--- Start Excerpted data ---
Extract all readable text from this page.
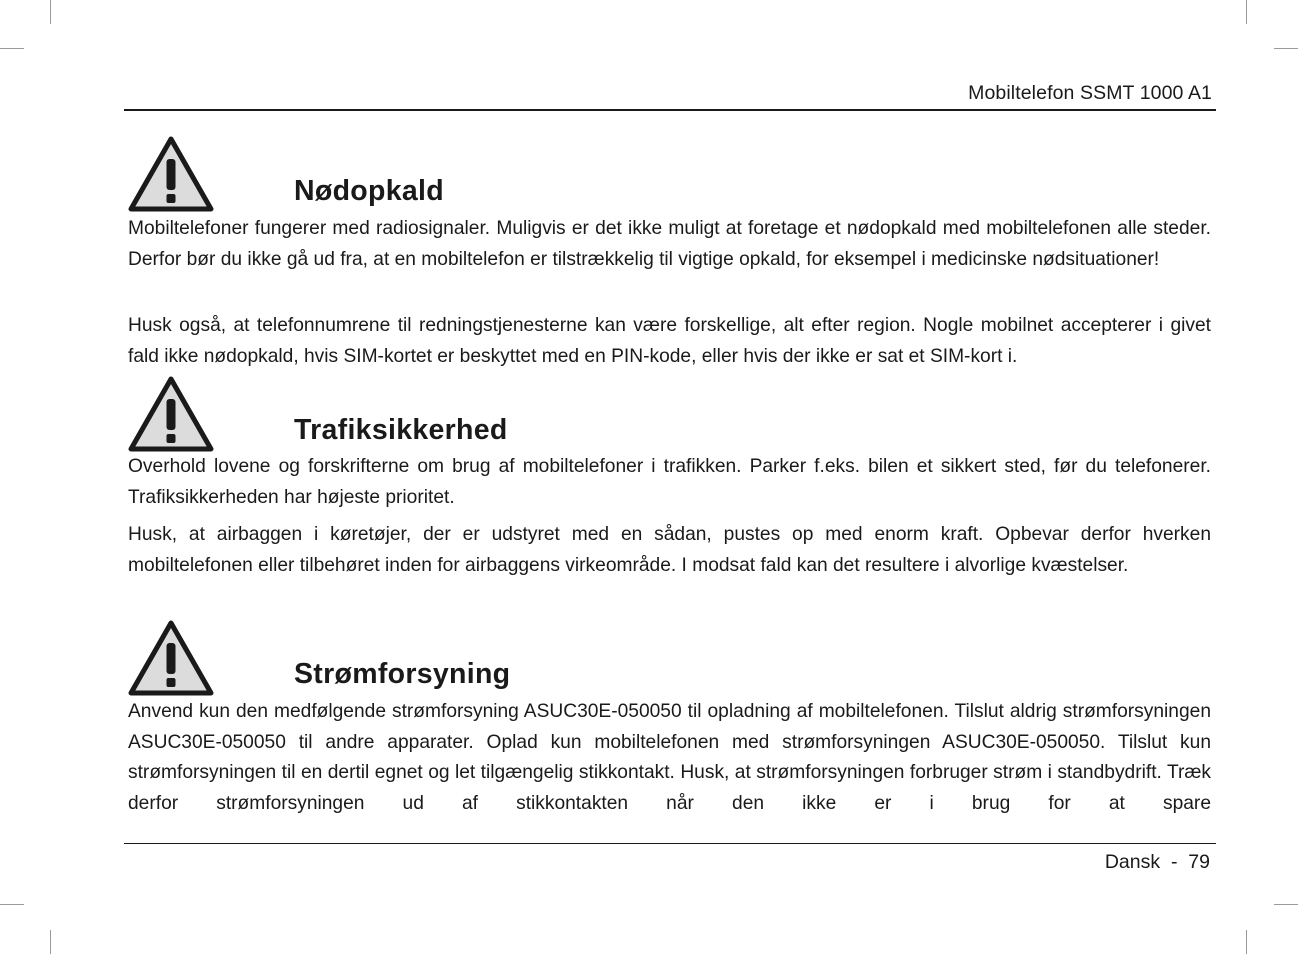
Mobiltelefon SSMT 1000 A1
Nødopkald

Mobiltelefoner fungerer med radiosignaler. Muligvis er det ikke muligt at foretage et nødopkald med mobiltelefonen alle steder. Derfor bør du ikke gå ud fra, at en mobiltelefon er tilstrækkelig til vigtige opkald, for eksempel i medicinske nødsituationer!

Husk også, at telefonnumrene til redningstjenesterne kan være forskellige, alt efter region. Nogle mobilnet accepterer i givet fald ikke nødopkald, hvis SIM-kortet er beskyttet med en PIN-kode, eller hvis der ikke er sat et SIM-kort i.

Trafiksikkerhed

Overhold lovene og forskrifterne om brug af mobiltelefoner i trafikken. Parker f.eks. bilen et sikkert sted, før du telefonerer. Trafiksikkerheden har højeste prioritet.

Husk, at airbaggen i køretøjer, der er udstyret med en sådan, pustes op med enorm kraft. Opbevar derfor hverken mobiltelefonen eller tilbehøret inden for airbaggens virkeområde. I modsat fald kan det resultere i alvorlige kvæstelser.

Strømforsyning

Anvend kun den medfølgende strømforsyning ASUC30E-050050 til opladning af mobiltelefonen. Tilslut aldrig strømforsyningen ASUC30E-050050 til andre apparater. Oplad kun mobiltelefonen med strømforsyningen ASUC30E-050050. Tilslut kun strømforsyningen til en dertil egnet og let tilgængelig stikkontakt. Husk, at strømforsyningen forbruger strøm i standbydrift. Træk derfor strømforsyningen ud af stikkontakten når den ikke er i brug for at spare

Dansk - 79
--- End Excerpted data ---
Written exercise: In the entries above, identify every line with the string "eller".

Result:
Husk også, at telefonnumrene til redningstjenesterne kan være forskellige, alt efter region. Nogle mobilnet accepterer i givet fald ikke nødopkald, hvis SIM-kortet er beskyttet med en PIN-kode, eller hvis der ikke er sat et SIM-kort i.
Husk, at airbaggen i køretøjer, der er udstyret med en sådan, pustes op med enorm kraft. Opbevar derfor hverken mobiltelefonen eller tilbehøret inden for airbaggens virkeområde. I modsat fald kan det resultere i alvorlige kvæstelser.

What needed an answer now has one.